■ **AIM**
Write down every entry below once more, exactly.

■ **ENTRIES SHOWN**
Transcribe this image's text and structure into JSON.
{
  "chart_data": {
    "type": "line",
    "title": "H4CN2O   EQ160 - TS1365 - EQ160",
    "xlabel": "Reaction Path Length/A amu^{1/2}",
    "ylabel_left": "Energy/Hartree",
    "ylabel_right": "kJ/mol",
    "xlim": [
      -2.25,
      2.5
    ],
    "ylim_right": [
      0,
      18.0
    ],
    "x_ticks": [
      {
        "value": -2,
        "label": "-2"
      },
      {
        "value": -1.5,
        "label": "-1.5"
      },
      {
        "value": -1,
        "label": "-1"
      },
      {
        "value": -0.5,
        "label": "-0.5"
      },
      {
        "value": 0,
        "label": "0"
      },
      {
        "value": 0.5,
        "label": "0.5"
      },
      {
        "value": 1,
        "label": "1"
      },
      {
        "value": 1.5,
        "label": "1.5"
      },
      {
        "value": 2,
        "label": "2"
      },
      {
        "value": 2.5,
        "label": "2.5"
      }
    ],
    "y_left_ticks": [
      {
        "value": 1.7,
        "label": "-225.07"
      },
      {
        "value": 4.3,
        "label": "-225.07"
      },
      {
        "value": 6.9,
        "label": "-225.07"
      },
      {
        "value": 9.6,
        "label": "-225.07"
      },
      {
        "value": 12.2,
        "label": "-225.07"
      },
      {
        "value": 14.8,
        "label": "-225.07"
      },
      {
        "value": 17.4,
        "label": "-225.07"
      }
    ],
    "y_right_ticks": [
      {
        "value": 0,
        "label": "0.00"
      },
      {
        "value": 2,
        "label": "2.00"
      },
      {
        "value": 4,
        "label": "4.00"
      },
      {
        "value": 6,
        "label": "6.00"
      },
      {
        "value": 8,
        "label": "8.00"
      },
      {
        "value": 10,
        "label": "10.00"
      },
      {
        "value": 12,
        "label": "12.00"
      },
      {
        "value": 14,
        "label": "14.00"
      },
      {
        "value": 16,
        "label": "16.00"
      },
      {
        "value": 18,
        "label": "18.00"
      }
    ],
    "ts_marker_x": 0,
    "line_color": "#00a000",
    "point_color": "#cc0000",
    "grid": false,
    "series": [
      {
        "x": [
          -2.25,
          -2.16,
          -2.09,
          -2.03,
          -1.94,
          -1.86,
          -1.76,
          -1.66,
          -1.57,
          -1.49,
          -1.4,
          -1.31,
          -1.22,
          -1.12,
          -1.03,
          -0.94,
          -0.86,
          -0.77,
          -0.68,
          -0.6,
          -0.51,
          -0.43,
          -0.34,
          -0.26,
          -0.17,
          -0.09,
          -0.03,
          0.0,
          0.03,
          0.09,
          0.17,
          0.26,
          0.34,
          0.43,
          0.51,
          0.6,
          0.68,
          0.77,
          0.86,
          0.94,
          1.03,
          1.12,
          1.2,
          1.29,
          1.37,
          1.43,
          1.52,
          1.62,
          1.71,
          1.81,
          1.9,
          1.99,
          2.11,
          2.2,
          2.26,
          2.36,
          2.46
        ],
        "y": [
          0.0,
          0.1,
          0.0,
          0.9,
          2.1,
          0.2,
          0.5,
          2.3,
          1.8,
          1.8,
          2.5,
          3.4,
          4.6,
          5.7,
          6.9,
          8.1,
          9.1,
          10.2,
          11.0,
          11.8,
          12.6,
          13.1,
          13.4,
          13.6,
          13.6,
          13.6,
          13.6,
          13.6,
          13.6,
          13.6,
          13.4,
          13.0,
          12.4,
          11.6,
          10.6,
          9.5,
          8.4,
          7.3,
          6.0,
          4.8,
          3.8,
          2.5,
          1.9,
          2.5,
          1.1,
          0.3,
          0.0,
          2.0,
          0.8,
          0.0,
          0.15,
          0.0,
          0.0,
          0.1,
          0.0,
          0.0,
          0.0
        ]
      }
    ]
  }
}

■ **SOLUTION TO THE PROBLEM**
Transcribe this image's text and structure into JSON.
{
  "chart_data": {
    "type": "line",
    "title": "H4CN2O   EQ160 - TS1365 - EQ160",
    "xlabel": "Reaction Path Length/A amu^{1/2}",
    "ylabel_left": "Energy/Hartree",
    "ylabel_right": "kJ/mol",
    "xlim": [
      -2.25,
      2.5
    ],
    "ylim_right": [
      0,
      18.0
    ],
    "x_ticks": [
      {
        "value": -2,
        "label": "-2"
      },
      {
        "value": -1.5,
        "label": "-1.5"
      },
      {
        "value": -1,
        "label": "-1"
      },
      {
        "value": -0.5,
        "label": "-0.5"
      },
      {
        "value": 0,
        "label": "0"
      },
      {
        "value": 0.5,
        "label": "0.5"
      },
      {
        "value": 1,
        "label": "1"
      },
      {
        "value": 1.5,
        "label": "1.5"
      },
      {
        "value": 2,
        "label": "2"
      },
      {
        "value": 2.5,
        "label": "2.5"
      }
    ],
    "y_left_ticks": [
      {
        "value": 1.7,
        "label": "-225.07"
      },
      {
        "value": 4.3,
        "label": "-225.07"
      },
      {
        "value": 6.9,
        "label": "-225.07"
      },
      {
        "value": 9.6,
        "label": "-225.07"
      },
      {
        "value": 12.2,
        "label": "-225.07"
      },
      {
        "value": 14.8,
        "label": "-225.07"
      },
      {
        "value": 17.4,
        "label": "-225.07"
      }
    ],
    "y_right_ticks": [
      {
        "value": 0,
        "label": "0.00"
      },
      {
        "value": 2,
        "label": "2.00"
      },
      {
        "value": 4,
        "label": "4.00"
      },
      {
        "value": 6,
        "label": "6.00"
      },
      {
        "value": 8,
        "label": "8.00"
      },
      {
        "value": 10,
        "label": "10.00"
      },
      {
        "value": 12,
        "label": "12.00"
      },
      {
        "value": 14,
        "label": "14.00"
      },
      {
        "value": 16,
        "label": "16.00"
      },
      {
        "value": 18,
        "label": "18.00"
      }
    ],
    "ts_marker_x": 0,
    "line_color": "#00a000",
    "point_color": "#cc0000",
    "grid": false,
    "series": [
      {
        "x": [
          -2.25,
          -2.16,
          -2.09,
          -2.03,
          -1.94,
          -1.86,
          -1.76,
          -1.66,
          -1.57,
          -1.49,
          -1.4,
          -1.31,
          -1.22,
          -1.12,
          -1.03,
          -0.94,
          -0.86,
          -0.77,
          -0.68,
          -0.6,
          -0.51,
          -0.43,
          -0.34,
          -0.26,
          -0.17,
          -0.09,
          -0.03,
          0.0,
          0.03,
          0.09,
          0.17,
          0.26,
          0.34,
          0.43,
          0.51,
          0.6,
          0.68,
          0.77,
          0.86,
          0.94,
          1.03,
          1.12,
          1.2,
          1.29,
          1.37,
          1.43,
          1.52,
          1.62,
          1.71,
          1.81,
          1.9,
          1.99,
          2.11,
          2.2,
          2.26,
          2.36,
          2.46
        ],
        "y": [
          0.0,
          0.1,
          0.0,
          0.9,
          2.1,
          0.2,
          0.5,
          2.3,
          1.8,
          1.8,
          2.5,
          3.4,
          4.6,
          5.7,
          6.9,
          8.1,
          9.1,
          10.2,
          11.0,
          11.8,
          12.6,
          13.1,
          13.4,
          13.6,
          13.6,
          13.6,
          13.6,
          13.6,
          13.6,
          13.6,
          13.4,
          13.0,
          12.4,
          11.6,
          10.6,
          9.5,
          8.4,
          7.3,
          6.0,
          4.8,
          3.8,
          2.5,
          1.9,
          2.5,
          1.1,
          0.3,
          0.0,
          2.0,
          0.8,
          0.0,
          0.15,
          0.0,
          0.0,
          0.1,
          0.0,
          0.0,
          0.0
        ]
      }
    ]
  }
}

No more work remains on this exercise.